----- EXERCISE INPUTS

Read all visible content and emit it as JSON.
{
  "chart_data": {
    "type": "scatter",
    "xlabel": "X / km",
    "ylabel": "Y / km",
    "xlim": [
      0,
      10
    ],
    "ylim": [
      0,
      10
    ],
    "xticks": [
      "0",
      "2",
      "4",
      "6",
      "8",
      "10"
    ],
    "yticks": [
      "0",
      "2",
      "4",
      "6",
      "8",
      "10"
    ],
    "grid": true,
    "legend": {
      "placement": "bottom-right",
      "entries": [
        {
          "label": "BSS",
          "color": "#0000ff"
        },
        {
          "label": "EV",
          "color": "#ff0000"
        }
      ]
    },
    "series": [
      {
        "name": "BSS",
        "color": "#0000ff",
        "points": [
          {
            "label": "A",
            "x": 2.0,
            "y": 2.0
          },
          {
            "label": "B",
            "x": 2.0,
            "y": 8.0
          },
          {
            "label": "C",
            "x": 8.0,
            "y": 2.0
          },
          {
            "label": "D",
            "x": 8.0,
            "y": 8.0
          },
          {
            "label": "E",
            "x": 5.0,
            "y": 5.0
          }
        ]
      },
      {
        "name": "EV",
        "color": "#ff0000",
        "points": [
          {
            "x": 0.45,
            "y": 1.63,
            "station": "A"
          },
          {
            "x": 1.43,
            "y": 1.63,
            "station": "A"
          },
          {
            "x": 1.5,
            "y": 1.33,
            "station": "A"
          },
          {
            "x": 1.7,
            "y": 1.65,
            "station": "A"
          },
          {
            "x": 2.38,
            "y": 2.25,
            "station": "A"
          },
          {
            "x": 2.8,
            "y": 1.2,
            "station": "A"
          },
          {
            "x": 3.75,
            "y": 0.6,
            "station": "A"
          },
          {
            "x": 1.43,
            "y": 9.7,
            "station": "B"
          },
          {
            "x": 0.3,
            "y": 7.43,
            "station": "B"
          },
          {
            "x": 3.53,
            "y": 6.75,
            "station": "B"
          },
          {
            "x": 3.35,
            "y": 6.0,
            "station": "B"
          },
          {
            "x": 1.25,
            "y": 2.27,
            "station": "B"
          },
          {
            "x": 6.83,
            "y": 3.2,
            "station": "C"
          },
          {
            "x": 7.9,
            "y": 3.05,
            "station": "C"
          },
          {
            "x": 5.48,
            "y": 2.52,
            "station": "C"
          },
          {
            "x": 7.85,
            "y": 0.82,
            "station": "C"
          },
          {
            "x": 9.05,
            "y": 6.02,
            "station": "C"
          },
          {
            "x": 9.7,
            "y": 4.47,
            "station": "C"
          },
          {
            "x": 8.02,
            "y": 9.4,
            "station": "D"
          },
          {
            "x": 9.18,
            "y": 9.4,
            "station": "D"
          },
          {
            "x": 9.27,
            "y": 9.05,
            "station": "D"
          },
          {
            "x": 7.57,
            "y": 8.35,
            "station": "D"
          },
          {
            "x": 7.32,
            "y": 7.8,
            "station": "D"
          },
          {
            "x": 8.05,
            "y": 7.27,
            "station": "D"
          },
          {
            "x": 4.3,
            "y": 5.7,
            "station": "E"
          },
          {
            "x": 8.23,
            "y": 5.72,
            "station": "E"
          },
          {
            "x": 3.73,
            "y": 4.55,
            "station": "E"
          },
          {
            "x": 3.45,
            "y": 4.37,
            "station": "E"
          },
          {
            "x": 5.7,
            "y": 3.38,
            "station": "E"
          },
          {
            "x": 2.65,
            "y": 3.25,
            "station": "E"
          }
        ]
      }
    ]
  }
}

----------

All of the data needs to be printed once more, exactly.

Read all visible content and emit it as JSON.
{
  "chart_data": {
    "type": "scatter",
    "xlabel": "X / km",
    "ylabel": "Y / km",
    "xlim": [
      0,
      10
    ],
    "ylim": [
      0,
      10
    ],
    "xticks": [
      "0",
      "2",
      "4",
      "6",
      "8",
      "10"
    ],
    "yticks": [
      "0",
      "2",
      "4",
      "6",
      "8",
      "10"
    ],
    "grid": true,
    "legend": {
      "placement": "bottom-right",
      "entries": [
        {
          "label": "BSS",
          "color": "#0000ff"
        },
        {
          "label": "EV",
          "color": "#ff0000"
        }
      ]
    },
    "series": [
      {
        "name": "BSS",
        "color": "#0000ff",
        "points": [
          {
            "label": "A",
            "x": 2.0,
            "y": 2.0
          },
          {
            "label": "B",
            "x": 2.0,
            "y": 8.0
          },
          {
            "label": "C",
            "x": 8.0,
            "y": 2.0
          },
          {
            "label": "D",
            "x": 8.0,
            "y": 8.0
          },
          {
            "label": "E",
            "x": 5.0,
            "y": 5.0
          }
        ]
      },
      {
        "name": "EV",
        "color": "#ff0000",
        "points": [
          {
            "x": 0.45,
            "y": 1.63,
            "station": "A"
          },
          {
            "x": 1.43,
            "y": 1.63,
            "station": "A"
          },
          {
            "x": 1.5,
            "y": 1.33,
            "station": "A"
          },
          {
            "x": 1.7,
            "y": 1.65,
            "station": "A"
          },
          {
            "x": 2.38,
            "y": 2.25,
            "station": "A"
          },
          {
            "x": 2.8,
            "y": 1.2,
            "station": "A"
          },
          {
            "x": 3.75,
            "y": 0.6,
            "station": "A"
          },
          {
            "x": 1.43,
            "y": 9.7,
            "station": "B"
          },
          {
            "x": 0.3,
            "y": 7.43,
            "station": "B"
          },
          {
            "x": 3.53,
            "y": 6.75,
            "station": "B"
          },
          {
            "x": 3.35,
            "y": 6.0,
            "station": "B"
          },
          {
            "x": 1.25,
            "y": 2.27,
            "station": "B"
          },
          {
            "x": 6.83,
            "y": 3.2,
            "station": "C"
          },
          {
            "x": 7.9,
            "y": 3.05,
            "station": "C"
          },
          {
            "x": 5.48,
            "y": 2.52,
            "station": "C"
          },
          {
            "x": 7.85,
            "y": 0.82,
            "station": "C"
          },
          {
            "x": 9.05,
            "y": 6.02,
            "station": "C"
          },
          {
            "x": 9.7,
            "y": 4.47,
            "station": "C"
          },
          {
            "x": 8.02,
            "y": 9.4,
            "station": "D"
          },
          {
            "x": 9.18,
            "y": 9.4,
            "station": "D"
          },
          {
            "x": 9.27,
            "y": 9.05,
            "station": "D"
          },
          {
            "x": 7.57,
            "y": 8.35,
            "station": "D"
          },
          {
            "x": 7.32,
            "y": 7.8,
            "station": "D"
          },
          {
            "x": 8.05,
            "y": 7.27,
            "station": "D"
          },
          {
            "x": 4.3,
            "y": 5.7,
            "station": "E"
          },
          {
            "x": 8.23,
            "y": 5.72,
            "station": "E"
          },
          {
            "x": 3.73,
            "y": 4.55,
            "station": "E"
          },
          {
            "x": 3.45,
            "y": 4.37,
            "station": "E"
          },
          {
            "x": 5.7,
            "y": 3.38,
            "station": "E"
          },
          {
            "x": 2.65,
            "y": 3.25,
            "station": "E"
          }
        ]
      }
    ]
  }
}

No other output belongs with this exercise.